• WRITTEN TASK
Could you reproduce, character for character, the lines of the records below, starting at the line that contains "expand-triangle-icon[interactable]: ▼ xyxy=(40,313,45,322)" and ending after the line that contains "bookmark-item[interactable]: resources xyxy=(102,44,133,50)"?

• INPUT FOR THIS TASK

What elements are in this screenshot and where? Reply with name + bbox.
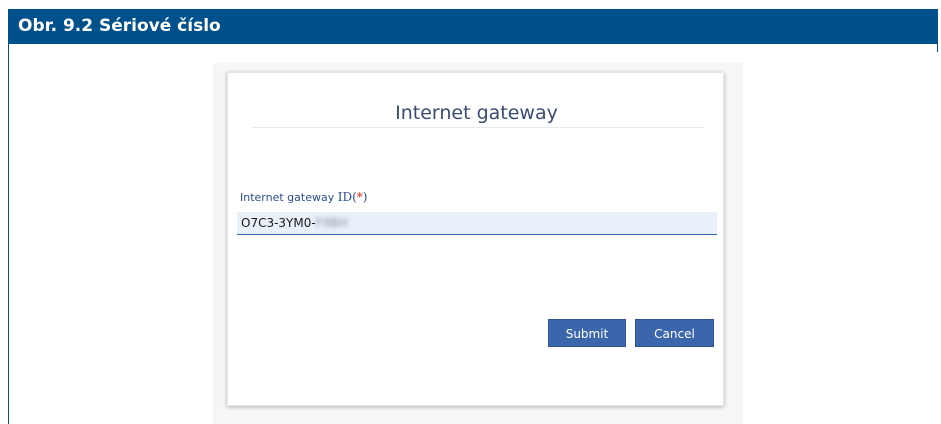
- submit-button[interactable]: Submit: [548, 319, 626, 347]
- gateway-id-label-text: Internet gateway: [240, 191, 335, 204]
- frame-border-left: [8, 44, 9, 424]
- gateway-id-label-close: ): [362, 190, 368, 204]
- gateway-id-label-id: ID(: [337, 190, 357, 204]
- page: Obr. 9.2 Sériové číslo Internet gateway …: [0, 0, 941, 424]
- dialog-title: Internet gateway: [395, 102, 558, 124]
- figure-caption-bar: Obr. 9.2 Sériové číslo: [8, 9, 938, 44]
- gateway-id-input[interactable]: O7C3-3YM0-F9BH: [237, 212, 717, 235]
- figure-caption: Obr. 9.2 Sériové číslo: [18, 16, 221, 36]
- cancel-button[interactable]: Cancel: [635, 319, 714, 347]
- internet-gateway-dialog: Internet gateway Internet gateway ID(*) …: [227, 72, 724, 406]
- gateway-id-obscured-value: F9BH: [315, 216, 348, 230]
- gateway-id-value: O7C3-3YM0-: [241, 216, 316, 230]
- frame-border-right: [937, 44, 938, 52]
- gateway-id-label: Internet gateway ID(*): [240, 190, 367, 204]
- title-divider: [252, 127, 704, 128]
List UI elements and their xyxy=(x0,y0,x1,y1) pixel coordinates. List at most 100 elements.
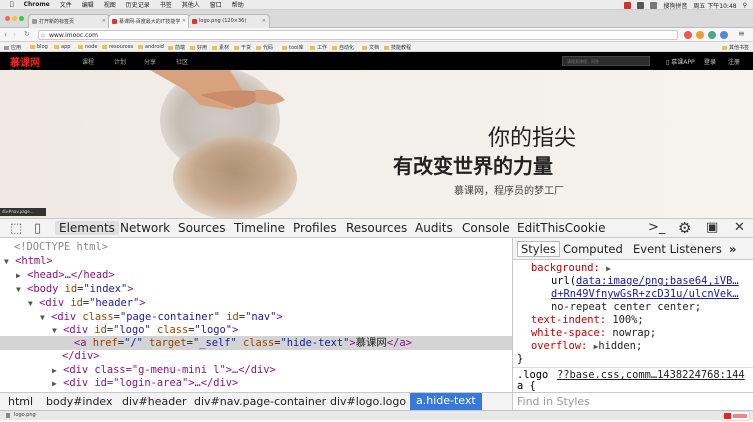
expand-triangle-icon[interactable]: ▼ xyxy=(40,313,45,322)
bookmark-item[interactable]: blog xyxy=(30,44,48,50)
expand-triangle-icon[interactable]: ▼ xyxy=(16,285,21,294)
minimize-window-button[interactable] xyxy=(12,16,17,21)
find-in-styles-input[interactable]: Find in Styles xyxy=(512,392,753,410)
menu-edit[interactable]: 编辑 xyxy=(82,0,94,9)
bookmark-item[interactable]: tool库 xyxy=(282,44,303,51)
bookmark-item[interactable]: resources xyxy=(102,44,133,50)
expand-triangle-icon[interactable]: ▼ xyxy=(52,326,57,335)
elements-dom-tree[interactable]: <!DOCTYPE html> ▼ <html> ▶ <head>…</head… xyxy=(0,238,512,392)
style-prop-background[interactable]: background: ▶ xyxy=(531,262,611,275)
crumb-logo[interactable]: div#logo.logo xyxy=(330,395,406,408)
clock[interactable]: 周五 下午10:48 xyxy=(693,1,736,10)
close-devtools-icon[interactable]: ✕ xyxy=(734,220,745,235)
bookmark-apps[interactable]: 应用 xyxy=(4,44,21,51)
tray-app-icon[interactable] xyxy=(637,1,645,9)
bookmark-item[interactable]: 前端 xyxy=(168,44,185,51)
crumb-anchor-selected[interactable]: a.hide-text xyxy=(410,393,482,410)
bookmark-item[interactable]: 文档 xyxy=(362,44,379,51)
extension-icon[interactable] xyxy=(696,31,704,39)
menu-file[interactable]: 文件 xyxy=(60,0,72,9)
tab-profiles[interactable]: Profiles xyxy=(293,221,337,235)
bookmark-item[interactable]: 代码 xyxy=(256,44,273,51)
console-drawer-icon[interactable]: >_ xyxy=(648,220,665,235)
crumb-body[interactable]: body#index xyxy=(46,395,113,408)
dom-node-html[interactable]: ▼ <html> xyxy=(4,255,53,268)
nav-courses[interactable]: 课程 xyxy=(82,57,94,66)
search-icon[interactable]: ⚲ xyxy=(743,2,747,9)
expand-triangle-icon[interactable]: ▼ xyxy=(28,299,33,308)
close-icon[interactable]: ✕ xyxy=(102,18,106,24)
bookmark-item[interactable]: 技能教程 xyxy=(384,44,411,51)
register-link[interactable]: 注册 xyxy=(728,57,740,66)
forward-icon[interactable]: › xyxy=(13,30,16,39)
bookmark-other[interactable]: 其他书签 xyxy=(722,44,749,51)
tab-computed[interactable]: Computed xyxy=(563,242,623,256)
menu-history[interactable]: 历史记录 xyxy=(126,0,150,9)
dom-doctype[interactable]: <!DOCTYPE html> xyxy=(14,241,108,254)
dom-node-anchor-selected[interactable]: <a href="/" target="_self" class="hide-t… xyxy=(74,337,412,350)
bookmark-item[interactable]: 素材 xyxy=(212,44,229,51)
nav-plans[interactable]: 计划 xyxy=(114,57,126,66)
dom-node-nav[interactable]: ▼ <div class="page-container" id="nav"> xyxy=(40,311,283,324)
crumb-header[interactable]: div#header xyxy=(122,395,187,408)
collapsed-triangle-icon[interactable]: ▶ xyxy=(52,366,57,375)
more-tabs-icon[interactable]: » xyxy=(729,242,736,256)
nav-share[interactable]: 分享 xyxy=(144,57,156,66)
wifi-icon[interactable] xyxy=(650,1,658,9)
style-bg-url-line2[interactable]: d+Rn49VfnywGsR+zcD31u/ulcnVek… xyxy=(551,288,739,301)
hero-banner[interactable]: 你的指尖 有改变世界的力量 慕课网，程序员的梦工厂 div#nav.page..… xyxy=(0,70,753,218)
dom-node-logo-close[interactable]: </div> xyxy=(62,350,100,363)
crumb-html[interactable]: html xyxy=(8,395,33,408)
menu-people[interactable]: 其他人 xyxy=(182,0,200,9)
login-link[interactable]: 登录 xyxy=(704,57,716,66)
tab-logo-png[interactable]: logo.png (120×36) ✕ xyxy=(188,14,270,28)
bookmark-item[interactable]: 自动化 xyxy=(332,44,354,51)
menu-help[interactable]: 帮助 xyxy=(232,0,244,9)
record-icon[interactable] xyxy=(624,1,632,9)
menu-view[interactable]: 视图 xyxy=(104,0,116,9)
tab-event-listeners[interactable]: Event Listeners xyxy=(633,242,722,256)
extension-icon[interactable] xyxy=(708,31,716,39)
style-prop-text-indent[interactable]: text-indent: 100%; xyxy=(531,314,644,327)
tab-console[interactable]: Console xyxy=(462,221,510,235)
dom-node-body[interactable]: ▼ <body id="index"> xyxy=(16,283,133,296)
data-uri-link[interactable]: data:image/png;base64,iVB… xyxy=(576,275,739,287)
source-link[interactable]: ??base.css,comm…1438224768:144 xyxy=(557,369,745,381)
tab-styles[interactable]: Styles xyxy=(517,241,560,257)
download-file-name[interactable]: logo.png xyxy=(14,412,36,418)
dock-side-icon[interactable]: ▣ xyxy=(706,220,718,235)
app-download-link[interactable]: ▯ 慕课APP xyxy=(666,57,695,66)
tab-new-tab[interactable]: 打开新的标签页 ✕ xyxy=(28,14,110,28)
dom-node-logo[interactable]: ▼ <div id="logo" class="logo"> xyxy=(52,324,238,337)
page-info-icon[interactable]: ▫ xyxy=(41,32,45,39)
dom-node-head[interactable]: ▶ <head>…</head> xyxy=(16,269,115,282)
close-icon[interactable]: ✕ xyxy=(262,18,266,24)
collapsed-triangle-icon[interactable]: ▶ xyxy=(16,271,21,280)
inspect-element-icon[interactable]: ⬚ xyxy=(10,221,22,236)
nav-community[interactable]: 社区 xyxy=(176,57,188,66)
menu-window[interactable]: 窗口 xyxy=(210,0,222,9)
close-window-button[interactable] xyxy=(5,16,10,21)
gear-icon[interactable]: ⚙ xyxy=(678,219,691,237)
menu-bookmarks[interactable]: 书签 xyxy=(160,0,172,9)
menu-icon[interactable]: ≡ xyxy=(738,29,745,38)
crumb-nav[interactable]: div#nav.page-container xyxy=(194,395,326,408)
tab-audits[interactable]: Audits xyxy=(415,221,453,235)
tab-network[interactable]: Network xyxy=(120,221,170,235)
bookmark-item[interactable]: android xyxy=(138,44,164,50)
site-search-input[interactable]: 请搜索课程、问答 xyxy=(562,56,650,66)
style-bg-url-line1[interactable]: url(data:image/png;base64,iVB… xyxy=(551,275,739,288)
data-uri-link[interactable]: d+Rn49VfnywGsR+zcD31u/ulcnVek… xyxy=(551,288,739,300)
menu-app-name[interactable]: Chrome xyxy=(24,1,50,8)
style-prop-overflow[interactable]: overflow: ▶hidden; xyxy=(531,340,642,353)
tab-resources[interactable]: Resources xyxy=(346,221,407,235)
bookmark-item[interactable]: 好用 xyxy=(190,44,207,51)
input-method-label[interactable]: 搜狗拼音 xyxy=(663,1,687,10)
device-mode-icon[interactable]: ▯ xyxy=(34,221,41,236)
tab-timeline[interactable]: Timeline xyxy=(234,221,285,235)
back-icon[interactable]: ‹ xyxy=(4,30,7,39)
rule-source-link[interactable]: ??base.css,comm…1438224768:144 xyxy=(557,369,745,382)
extension-icon[interactable] xyxy=(720,31,728,39)
dom-node-header[interactable]: ▼ <div id="header"> xyxy=(28,297,145,310)
bookmark-item[interactable]: 工作 xyxy=(310,44,327,51)
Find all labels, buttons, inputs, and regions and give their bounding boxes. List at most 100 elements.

• WRITTEN SOLUTION
expand-triangle-icon[interactable]: ▼ xyxy=(40,313,45,322)
bookmark-item[interactable]: blog xyxy=(30,44,48,50)
expand-triangle-icon[interactable]: ▼ xyxy=(16,285,21,294)
minimize-window-button[interactable] xyxy=(12,16,17,21)
find-in-styles-input[interactable]: Find in Styles xyxy=(512,392,753,410)
menu-edit[interactable]: 编辑 xyxy=(82,0,94,9)
bookmark-item[interactable]: tool库 xyxy=(282,44,303,51)
bookmark-item[interactable]: resources xyxy=(102,44,133,50)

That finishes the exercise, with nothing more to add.